● **WHAT IS REQUIRED**
Search the data for the word "снова" and copy every line where it occurs.

_ _ _ _ _

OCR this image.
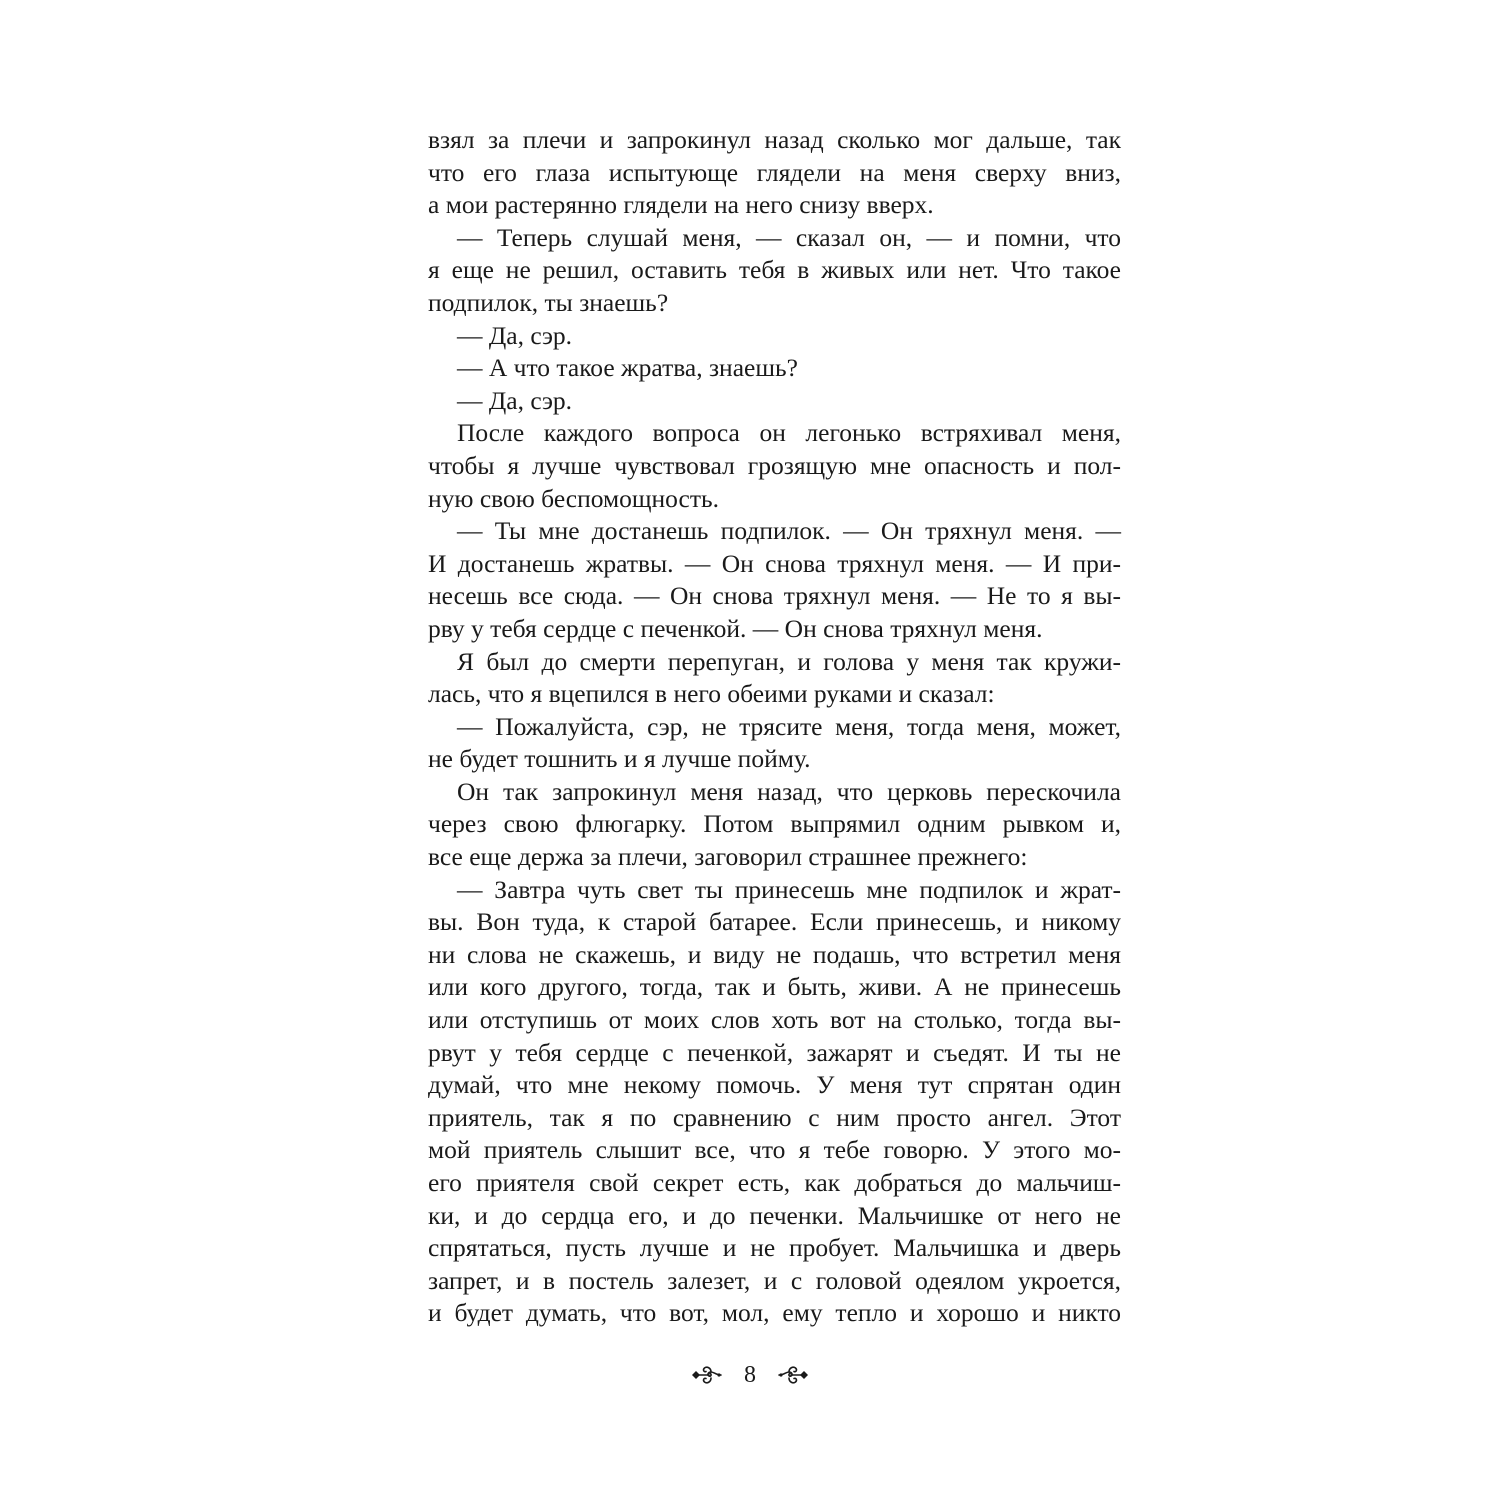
взял за плечи и запрокинул назад сколько мог дальше, так
что его глаза испытующе глядели на меня сверху вниз,
а мои растерянно глядели на него снизу вверх.
— Теперь слушай меня, — сказал он, — и помни, что
я еще не решил, оставить тебя в живых или нет. Что такое
подпилок, ты знаешь?
— Да, сэр.
— А что такое жратва, знаешь?
— Да, сэр.
После каждого вопроса он легонько встряхивал меня,
чтобы я лучше чувствовал грозящую мне опасность и пол-
ную свою беспомощность.
— Ты мне достанешь подпилок. — Он тряхнул меня. —
И достанешь жратвы. — Он снова тряхнул меня. — И при-
несешь все сюда. — Он снова тряхнул меня. — Не то я вы-
рву у тебя сердце с печенкой. — Он снова тряхнул меня.
Я был до смерти перепуган, и голова у меня так кружи-
лась, что я вцепился в него обеими руками и сказал:
— Пожалуйста, сэр, не трясите меня, тогда меня, может,
не будет тошнить и я лучше пойму.
Он так запрокинул меня назад, что церковь перескочила
через свою флюгарку. Потом выпрямил одним рывком и,
все еще держа за плечи, заговорил страшнее прежнего:
— Завтра чуть свет ты принесешь мне подпилок и жрат-
вы. Вон туда, к старой батарее. Если принесешь, и никому
ни слова не скажешь, и виду не подашь, что встретил меня
или кого другого, тогда, так и быть, живи. А не принесешь
или отступишь от моих слов хоть вот на столько, тогда вы-
рвут у тебя сердце с печенкой, зажарят и съедят. И ты не
думай, что мне некому помочь. У меня тут спрятан один
приятель, так я по сравнению с ним просто ангел. Этот
мой приятель слышит все, что я тебе говорю. У этого мо-
его приятеля свой секрет есть, как добраться до мальчиш-
ки, и до сердца его, и до печенки. Мальчишке от него не
спрятаться, пусть лучше и не пробует. Мальчишка и дверь
запрет, и в постель залезет, и с головой одеялом укроется,
и будет думать, что вот, мол, ему тепло и хорошо и никто
8
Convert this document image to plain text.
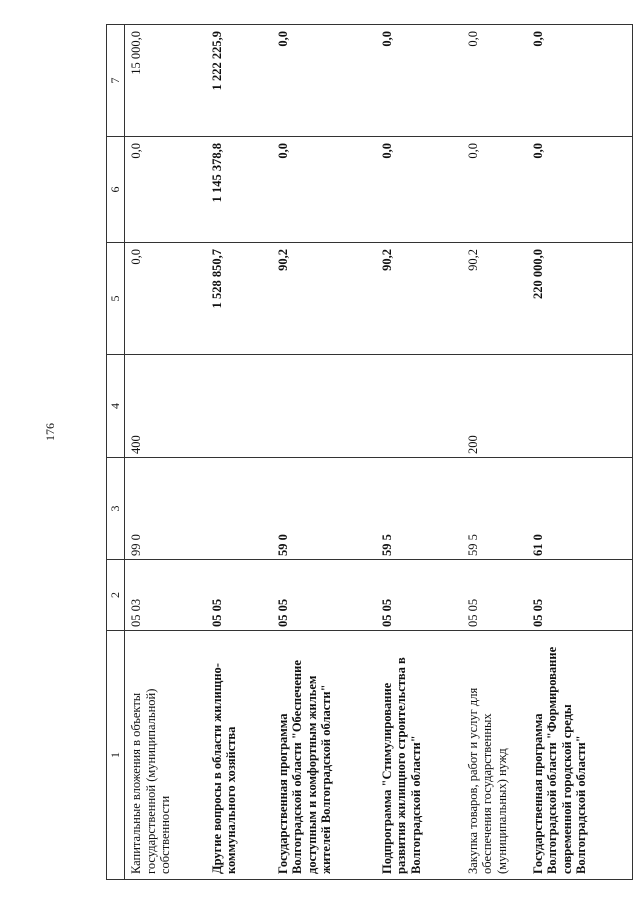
176
1	2	3	4	5	6	7
Капитальные вложения в объекты государственной (муниципальной) собственности	05 03	99 0	400	0,0	0,0	15 000,0
Другие вопросы в области жилищно-коммунального хозяйства	05 05			1 528 850,7	1 145 378,8	1 222 225,9
Государственная программа Волгоградской области "Обеспечение доступным и комфортным жильем жителей Волгоградской области"	05 05	59 0		90,2	0,0	0,0
Подпрограмма "Стимулирование развития жилищного строительства в Волгоградской области"	05 05	59 5		90,2	0,0	0,0
Закупка товаров, работ и услуг для обеспечения государственных (муниципальных) нужд	05 05	59 5	200	90,2	0,0	0,0
Государственная программа Волгоградской области "Формирование современной городской среды Волгоградской области"	05 05	61 0		220 000,0	0,0	0,0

_ _ _ _ _

● **SOLUTION FOR THIS TASK**
И достанешь жратвы. — Он снова тряхнул меня. — И при-
несешь все сюда. — Он снова тряхнул меня. — Не то я вы-
рву у тебя сердце с печенкой. — Он снова тряхнул меня.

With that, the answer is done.